OBJECTIVE
Report all lines from the entries below in which "text" appears.

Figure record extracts
━━━━

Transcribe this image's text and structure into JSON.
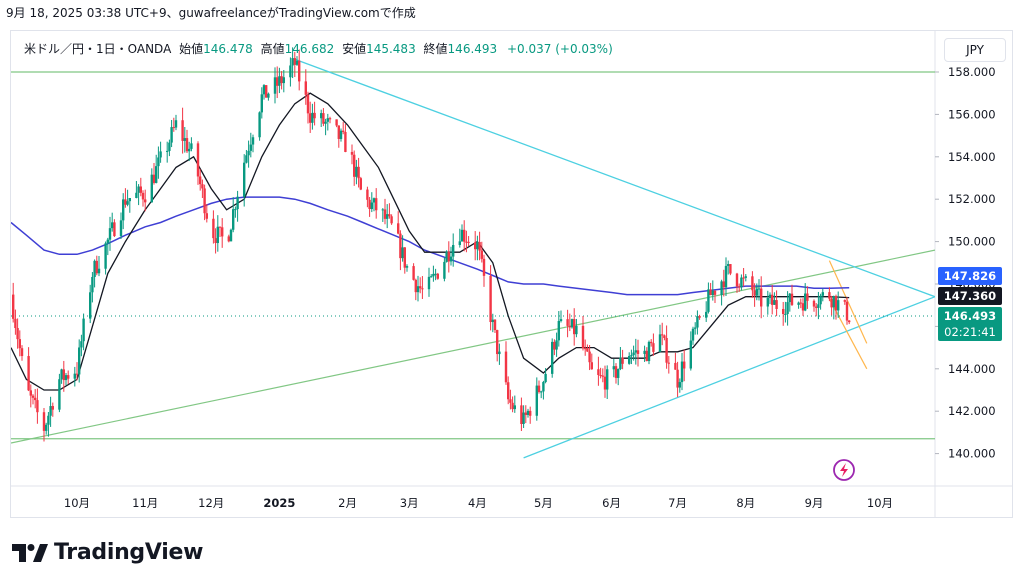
{
  "header": {
    "text": "9月 18, 2025 03:38 UTC+9、guwafreelanceがTradingView.comで作成"
  },
  "legend": {
    "symbol": "米ドル／円・1日・OANDA",
    "open_label": "始値",
    "open": "146.478",
    "high_label": "高値",
    "high": "146.682",
    "low_label": "安値",
    "low": "145.483",
    "close_label": "終値",
    "close": "146.493",
    "change": "+0.037 (+0.03%)"
  },
  "currency_button": "JPY",
  "branding": {
    "name": "TradingView"
  },
  "badges": {
    "ma200": "147.826",
    "ma20": "147.360",
    "last": "146.493",
    "countdown": "02:21:41"
  },
  "colors": {
    "up": "#089981",
    "down": "#f23645",
    "ma200": "#3f3fd4",
    "ma20": "#131722",
    "triangle": "#4dd0e1",
    "channel": "#81c784",
    "fib": "#ffb74d",
    "badge_blue": "#2962ff"
  },
  "chart_data": {
    "type": "line",
    "symbol": "USD/JPY",
    "interval": "1D",
    "ylim": [
      138.0,
      159.4
    ],
    "y_ticks": [
      "158.000",
      "156.000",
      "154.000",
      "152.000",
      "150.000",
      "148.000",
      "146.000",
      "144.000",
      "142.000",
      "140.000"
    ],
    "x_ticks": [
      "10月",
      "11月",
      "12月",
      "2025",
      "2月",
      "3月",
      "4月",
      "5月",
      "6月",
      "7月",
      "8月",
      "9月",
      "10月"
    ],
    "x": [
      "2024-09-01",
      "2024-09-08",
      "2024-09-16",
      "2024-09-23",
      "2024-10-01",
      "2024-10-08",
      "2024-10-15",
      "2024-10-23",
      "2024-11-01",
      "2024-11-08",
      "2024-11-15",
      "2024-11-23",
      "2024-12-01",
      "2024-12-08",
      "2024-12-16",
      "2024-12-24",
      "2025-01-01",
      "2025-01-08",
      "2025-01-15",
      "2025-01-23",
      "2025-02-01",
      "2025-02-08",
      "2025-02-15",
      "2025-02-22",
      "2025-03-01",
      "2025-03-08",
      "2025-03-16",
      "2025-03-24",
      "2025-04-01",
      "2025-04-08",
      "2025-04-15",
      "2025-04-22",
      "2025-05-01",
      "2025-05-08",
      "2025-05-16",
      "2025-05-24",
      "2025-06-01",
      "2025-06-08",
      "2025-06-16",
      "2025-06-23",
      "2025-07-01",
      "2025-07-08",
      "2025-07-16",
      "2025-07-24",
      "2025-08-01",
      "2025-08-08",
      "2025-08-16",
      "2025-08-24",
      "2025-09-01",
      "2025-09-08",
      "2025-09-17"
    ],
    "series": [
      {
        "values": [
          147.5,
          143.0,
          141.2,
          143.5,
          144.0,
          148.5,
          150.0,
          152.0,
          152.3,
          153.8,
          155.5,
          154.0,
          150.5,
          150.0,
          153.8,
          156.8,
          157.5,
          158.4,
          156.0,
          155.5,
          154.5,
          152.0,
          151.5,
          150.5,
          148.5,
          147.5,
          149.0,
          150.5,
          149.8,
          146.0,
          142.5,
          141.5,
          143.5,
          146.0,
          145.8,
          143.5,
          143.5,
          144.8,
          144.7,
          145.5,
          143.5,
          145.5,
          147.5,
          148.6,
          148.0,
          147.2,
          147.0,
          147.2,
          147.3,
          147.5,
          146.5
        ]
      },
      {
        "values": [
          145.0,
          143.5,
          143.0,
          143.0,
          143.5,
          146.0,
          148.5,
          150.0,
          151.5,
          152.5,
          153.5,
          154.0,
          152.5,
          151.5,
          152.0,
          154.0,
          155.5,
          156.5,
          157.0,
          156.5,
          155.5,
          154.5,
          153.5,
          152.0,
          150.5,
          149.5,
          149.5,
          149.5,
          150.0,
          149.0,
          146.5,
          144.5,
          143.8,
          144.5,
          145.0,
          145.0,
          144.5,
          144.5,
          144.5,
          144.8,
          144.8,
          145.0,
          146.0,
          147.0,
          147.4,
          147.4,
          147.4,
          147.4,
          147.4,
          147.4,
          147.36
        ]
      },
      {
        "values": [
          150.9,
          150.3,
          149.6,
          149.4,
          149.4,
          149.6,
          149.9,
          150.3,
          150.7,
          150.9,
          151.2,
          151.5,
          151.8,
          152.0,
          152.1,
          152.1,
          152.1,
          152.0,
          151.8,
          151.5,
          151.2,
          150.9,
          150.6,
          150.3,
          150.0,
          149.6,
          149.3,
          149.0,
          148.7,
          148.4,
          148.1,
          148.0,
          148.0,
          147.9,
          147.8,
          147.7,
          147.6,
          147.5,
          147.5,
          147.5,
          147.5,
          147.6,
          147.7,
          147.8,
          147.9,
          147.9,
          147.9,
          147.9,
          147.8,
          147.8,
          147.826
        ]
      }
    ]
  }
}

━━━━

COMPLETE OUTPUT
Transcribe this image's text and structure into JSON.
    "text": "9月 18, 2025 03:38 UTC+9、guwafreelanceがTradingView.comで作成"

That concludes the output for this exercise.